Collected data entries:
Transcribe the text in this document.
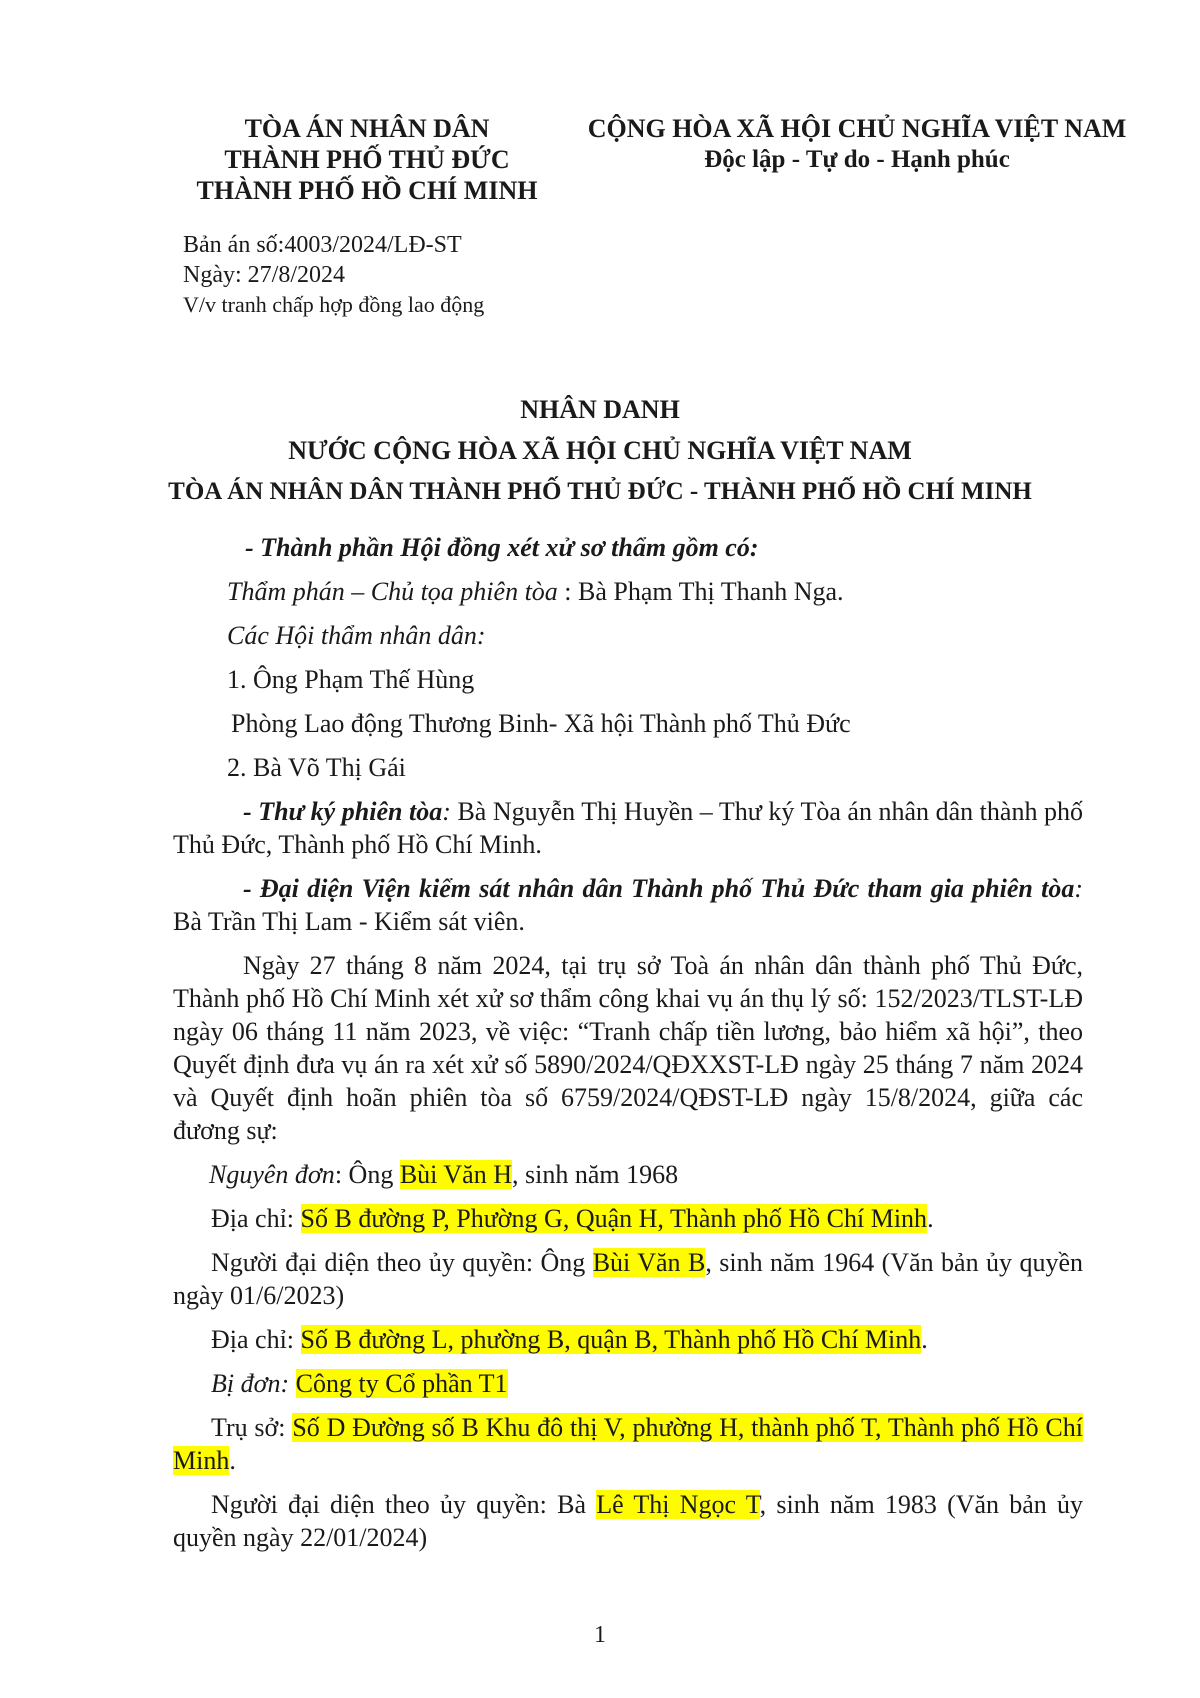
TÒA ÁN NHÂN DÂN
THÀNH PHỐ THỦ ĐỨC
THÀNH PHỐ HỒ CHÍ MINH
CỘNG HÒA XÃ HỘI CHỦ NGHĨA VIỆT NAM
Độc lập - Tự do - Hạnh phúc
Bản án số:4003/2024/LĐ-ST
Ngày: 27/8/2024
V/v tranh chấp hợp đồng lao động
NHÂN DANH
NƯỚC CỘNG HÒA XÃ HỘI CHỦ NGHĨA VIỆT NAM
TÒA ÁN NHÂN DÂN THÀNH PHỐ THỦ ĐỨC - THÀNH PHỐ HỒ CHÍ MINH

- Thành phần Hội đồng xét xử sơ thẩm gồm có:

Thẩm phán – Chủ tọa phiên tòa : Bà Phạm Thị Thanh Nga.

Các Hội thẩm nhân dân:

1. Ông Phạm Thế Hùng

Phòng Lao động Thương Binh- Xã hội Thành phố Thủ Đức

2. Bà Võ Thị Gái

- Thư ký phiên tòa: Bà Nguyễn Thị Huyền – Thư ký Tòa án nhân dân thành phố Thủ Đức, Thành phố Hồ Chí Minh.

- Đại diện Viện kiểm sát nhân dân Thành phố Thủ Đức tham gia phiên tòa: Bà Trần Thị Lam - Kiểm sát viên.

Ngày 27 tháng 8 năm 2024, tại trụ sở Toà án nhân dân thành phố Thủ Đức, Thành phố Hồ Chí Minh xét xử sơ thẩm công khai vụ án thụ lý số: 152/2023/TLST-LĐ ngày 06 tháng 11 năm 2023, về việc: “Tranh chấp tiền lương, bảo hiểm xã hội”, theo Quyết định đưa vụ án ra xét xử số 5890/2024/QĐXXST-LĐ ngày 25 tháng 7 năm 2024 và Quyết định hoãn phiên tòa số 6759/2024/QĐST-LĐ ngày 15/8/2024, giữa các đương sự:

Nguyên đơn: Ông Bùi Văn H, sinh năm 1968

Địa chỉ: Số B đường P, Phường G, Quận H, Thành phố Hồ Chí Minh.

Người đại diện theo ủy quyền: Ông Bùi Văn B, sinh năm 1964 (Văn bản ủy quyền ngày 01/6/2023)

Địa chỉ: Số B đường L, phường B, quận B, Thành phố Hồ Chí Minh.

Bị đơn: Công ty Cổ phần T1

Trụ sở: Số D Đường số B Khu đô thị V, phường H, thành phố T, Thành phố Hồ Chí Minh.

Người đại diện theo ủy quyền: Bà Lê Thị Ngọc T, sinh năm 1983 (Văn bản ủy quyền ngày 22/01/2024)

1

What the task requires:
Read through the data and copy every line where "Người" shows up.

Worked solution:
Người đại diện theo ủy quyền: Ông Bùi Văn B, sinh năm 1964 (Văn bản ủy quyền ngày 01/6/2023)
Người đại diện theo ủy quyền: Bà Lê Thị Ngọc T, sinh năm 1983 (Văn bản ủy quyền ngày 22/01/2024)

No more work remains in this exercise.